- **Problem details**
Copy out every line exactly, passing over the pictures.

- **Data supplied**
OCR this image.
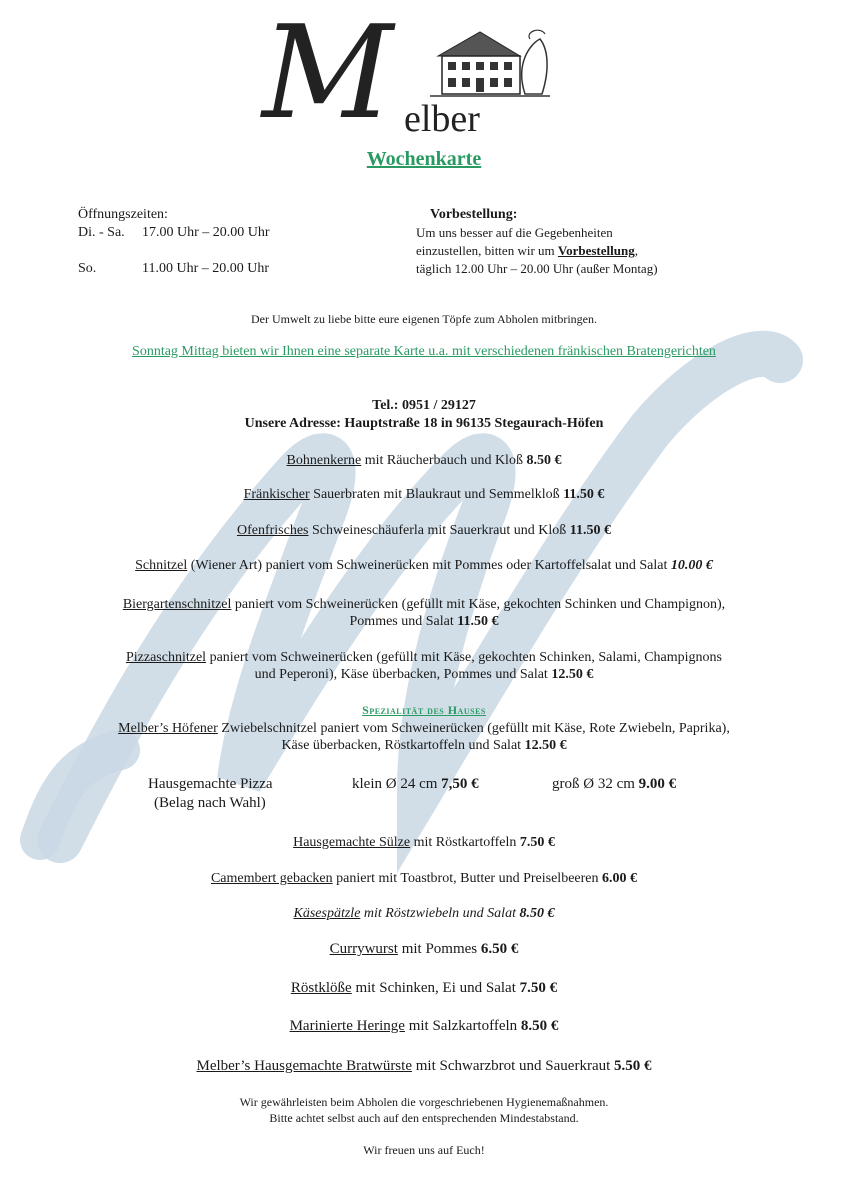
M elber
Wochenkarte
Öffnungszeiten:
Di. - Sa. 17.00 Uhr – 20.00 Uhr
So.	11.00 Uhr – 20.00 Uhr
Vorbestellung:
Um uns besser auf die Gegebenheiten
einzustellen, bitten wir um Vorbestellung,
täglich 12.00 Uhr – 20.00 Uhr (außer Montag)
Der Umwelt zu liebe bitte eure eigenen Töpfe zum Abholen mitbringen.
Sonntag Mittag bieten wir Ihnen eine separate Karte u.a. mit verschiedenen fränkischen Bratengerichten
Tel.: 0951 / 29127
Unsere Adresse: Hauptstraße 18 in 96135 Stegaurach-Höfen
Bohnenkerne mit Räucherbauch und Kloß 8.50 €
Fränkischer Sauerbraten mit Blaukraut und Semmelkloß 11.50 €
Ofenfrisches Schweineschäuferla mit Sauerkraut und Kloß 11.50 €
Schnitzel (Wiener Art) paniert vom Schweinerücken mit Pommes oder Kartoffelsalat und Salat 10.00 €
Biergartenschnitzel paniert vom Schweinerücken (gefüllt mit Käse, gekochten Schinken und Champignon),
Pommes und Salat 11.50 €
Pizzaschnitzel paniert vom Schweinerücken (gefüllt mit Käse, gekochten Schinken, Salami, Champignons
und Peperoni), Käse überbacken, Pommes und Salat 12.50 €
Spezialität des Hauses
Melber’s Höfener Zwiebelschnitzel paniert vom Schweinerücken (gefüllt mit Käse, Rote Zwiebeln, Paprika),
Käse überbacken, Röstkartoffeln und Salat 12.50 €
Hausgemachte Pizza
(Belag nach Wahl)
klein Ø 24 cm 7,50 €	groß Ø 32 cm 9.00 €
Hausgemachte Sülze mit Röstkartoffeln 7.50 €
Camembert gebacken paniert mit Toastbrot, Butter und Preiselbeeren 6.00 €
Käsespätzle mit Röstzwiebeln und Salat 8.50 €
Currywurst mit Pommes 6.50 €
Röstklöße mit Schinken, Ei und Salat 7.50 €
Marinierte Heringe mit Salzkartoffeln 8.50 €
Melber’s Hausgemachte Bratwürste mit Schwarzbrot und Sauerkraut 5.50 €
Wir gewährleisten beim Abholen die vorgeschriebenen Hygienemaßnahmen.
Bitte achtet selbst auch auf den entsprechenden Mindestabstand.
Wir freuen uns auf Euch!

- **Solved problem**
OCR this image.
M elber
Wochenkarte
Öffnungszeiten:
Di. - Sa. 17.00 Uhr – 20.00 Uhr
So.	11.00 Uhr – 20.00 Uhr
Vorbestellung:
Um uns besser auf die Gegebenheiten
einzustellen, bitten wir um Vorbestellung,
täglich 12.00 Uhr – 20.00 Uhr (außer Montag)
Der Umwelt zu liebe bitte eure eigenen Töpfe zum Abholen mitbringen.
Sonntag Mittag bieten wir Ihnen eine separate Karte u.a. mit verschiedenen fränkischen Bratengerichten
Tel.: 0951 / 29127
Unsere Adresse: Hauptstraße 18 in 96135 Stegaurach-Höfen
Bohnenkerne mit Räucherbauch und Kloß 8.50 €
Fränkischer Sauerbraten mit Blaukraut und Semmelkloß 11.50 €
Ofenfrisches Schweineschäuferla mit Sauerkraut und Kloß 11.50 €
Schnitzel (Wiener Art) paniert vom Schweinerücken mit Pommes oder Kartoffelsalat und Salat 10.00 €
Biergartenschnitzel paniert vom Schweinerücken (gefüllt mit Käse, gekochten Schinken und Champignon),
Pommes und Salat 11.50 €
Pizzaschnitzel paniert vom Schweinerücken (gefüllt mit Käse, gekochten Schinken, Salami, Champignons
und Peperoni), Käse überbacken, Pommes und Salat 12.50 €
Spezialität des Hauses
Melber’s Höfener Zwiebelschnitzel paniert vom Schweinerücken (gefüllt mit Käse, Rote Zwiebeln, Paprika),
Käse überbacken, Röstkartoffeln und Salat 12.50 €
Hausgemachte Pizza
(Belag nach Wahl)
klein Ø 24 cm 7,50 €	groß Ø 32 cm 9.00 €
Hausgemachte Sülze mit Röstkartoffeln 7.50 €
Camembert gebacken paniert mit Toastbrot, Butter und Preiselbeeren 6.00 €
Käsespätzle mit Röstzwiebeln und Salat 8.50 €
Currywurst mit Pommes 6.50 €
Röstklöße mit Schinken, Ei und Salat 7.50 €
Marinierte Heringe mit Salzkartoffeln 8.50 €
Melber’s Hausgemachte Bratwürste mit Schwarzbrot und Sauerkraut 5.50 €
Wir gewährleisten beim Abholen die vorgeschriebenen Hygienemaßnahmen.
Bitte achtet selbst auch auf den entsprechenden Mindestabstand.
Wir freuen uns auf Euch!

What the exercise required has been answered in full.